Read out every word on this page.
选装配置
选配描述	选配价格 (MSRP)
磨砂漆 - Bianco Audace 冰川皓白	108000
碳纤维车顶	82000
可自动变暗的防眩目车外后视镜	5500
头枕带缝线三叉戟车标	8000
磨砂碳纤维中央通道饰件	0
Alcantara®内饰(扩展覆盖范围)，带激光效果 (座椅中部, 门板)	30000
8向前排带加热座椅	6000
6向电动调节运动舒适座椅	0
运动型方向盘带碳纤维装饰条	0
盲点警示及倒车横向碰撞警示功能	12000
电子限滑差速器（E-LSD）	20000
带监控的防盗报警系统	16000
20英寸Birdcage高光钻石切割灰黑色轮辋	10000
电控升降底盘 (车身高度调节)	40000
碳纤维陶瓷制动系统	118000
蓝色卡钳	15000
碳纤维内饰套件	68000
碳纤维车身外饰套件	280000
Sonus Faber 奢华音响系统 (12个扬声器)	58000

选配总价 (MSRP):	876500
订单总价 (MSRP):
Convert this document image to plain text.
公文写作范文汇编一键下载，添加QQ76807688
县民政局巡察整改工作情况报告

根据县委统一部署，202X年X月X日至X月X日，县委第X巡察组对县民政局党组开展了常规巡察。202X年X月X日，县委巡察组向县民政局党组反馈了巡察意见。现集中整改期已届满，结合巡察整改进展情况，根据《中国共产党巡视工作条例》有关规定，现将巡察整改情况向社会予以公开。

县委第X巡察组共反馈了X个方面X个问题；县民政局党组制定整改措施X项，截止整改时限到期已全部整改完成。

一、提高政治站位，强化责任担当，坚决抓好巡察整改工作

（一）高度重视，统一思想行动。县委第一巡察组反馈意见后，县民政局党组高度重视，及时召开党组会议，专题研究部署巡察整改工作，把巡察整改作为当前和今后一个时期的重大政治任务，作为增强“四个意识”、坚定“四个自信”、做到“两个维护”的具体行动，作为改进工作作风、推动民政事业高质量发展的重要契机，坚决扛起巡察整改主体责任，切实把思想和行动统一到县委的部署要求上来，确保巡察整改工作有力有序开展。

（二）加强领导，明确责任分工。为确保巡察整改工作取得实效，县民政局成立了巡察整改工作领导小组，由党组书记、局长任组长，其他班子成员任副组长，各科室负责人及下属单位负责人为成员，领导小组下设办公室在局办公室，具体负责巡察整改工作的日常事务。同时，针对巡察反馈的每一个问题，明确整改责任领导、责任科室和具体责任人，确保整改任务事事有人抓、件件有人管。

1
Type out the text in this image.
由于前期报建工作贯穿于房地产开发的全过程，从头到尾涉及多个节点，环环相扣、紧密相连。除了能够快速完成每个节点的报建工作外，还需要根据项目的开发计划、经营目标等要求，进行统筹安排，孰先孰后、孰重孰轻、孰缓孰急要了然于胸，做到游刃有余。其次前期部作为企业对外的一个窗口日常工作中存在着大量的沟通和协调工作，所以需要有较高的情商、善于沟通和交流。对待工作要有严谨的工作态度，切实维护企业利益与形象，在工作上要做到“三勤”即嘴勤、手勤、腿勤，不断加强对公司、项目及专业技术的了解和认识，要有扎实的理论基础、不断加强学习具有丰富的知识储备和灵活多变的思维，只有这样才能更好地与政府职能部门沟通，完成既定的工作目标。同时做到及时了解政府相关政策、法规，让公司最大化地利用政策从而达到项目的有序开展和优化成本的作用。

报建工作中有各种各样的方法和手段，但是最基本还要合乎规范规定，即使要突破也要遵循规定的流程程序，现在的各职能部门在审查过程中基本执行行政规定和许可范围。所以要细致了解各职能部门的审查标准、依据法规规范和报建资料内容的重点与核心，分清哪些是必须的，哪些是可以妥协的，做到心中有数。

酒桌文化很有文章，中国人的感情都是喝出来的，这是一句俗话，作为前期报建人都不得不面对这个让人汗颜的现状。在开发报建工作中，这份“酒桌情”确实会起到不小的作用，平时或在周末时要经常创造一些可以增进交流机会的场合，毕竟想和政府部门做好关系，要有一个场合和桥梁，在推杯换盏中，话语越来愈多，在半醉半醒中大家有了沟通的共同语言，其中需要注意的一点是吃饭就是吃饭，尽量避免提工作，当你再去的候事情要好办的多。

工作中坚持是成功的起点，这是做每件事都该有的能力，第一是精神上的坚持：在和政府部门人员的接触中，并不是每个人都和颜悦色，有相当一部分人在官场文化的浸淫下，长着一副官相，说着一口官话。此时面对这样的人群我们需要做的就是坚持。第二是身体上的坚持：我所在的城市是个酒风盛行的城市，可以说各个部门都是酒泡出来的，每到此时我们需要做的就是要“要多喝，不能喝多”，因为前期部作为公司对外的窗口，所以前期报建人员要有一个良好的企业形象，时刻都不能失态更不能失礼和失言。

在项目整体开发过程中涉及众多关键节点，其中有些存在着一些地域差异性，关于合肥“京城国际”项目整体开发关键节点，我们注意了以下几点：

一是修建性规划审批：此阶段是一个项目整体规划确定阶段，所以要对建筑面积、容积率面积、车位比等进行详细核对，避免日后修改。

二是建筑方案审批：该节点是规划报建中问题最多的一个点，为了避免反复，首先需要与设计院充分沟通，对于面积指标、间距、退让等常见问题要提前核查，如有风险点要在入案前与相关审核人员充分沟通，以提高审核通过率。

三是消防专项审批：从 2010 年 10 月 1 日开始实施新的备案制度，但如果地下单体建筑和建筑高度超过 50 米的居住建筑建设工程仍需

---+---

* **Written task**: Extract each line from the entries above that contains the string "image".

* **Output of the task**:
Convert this document image to plain text.
Type out the text in this image.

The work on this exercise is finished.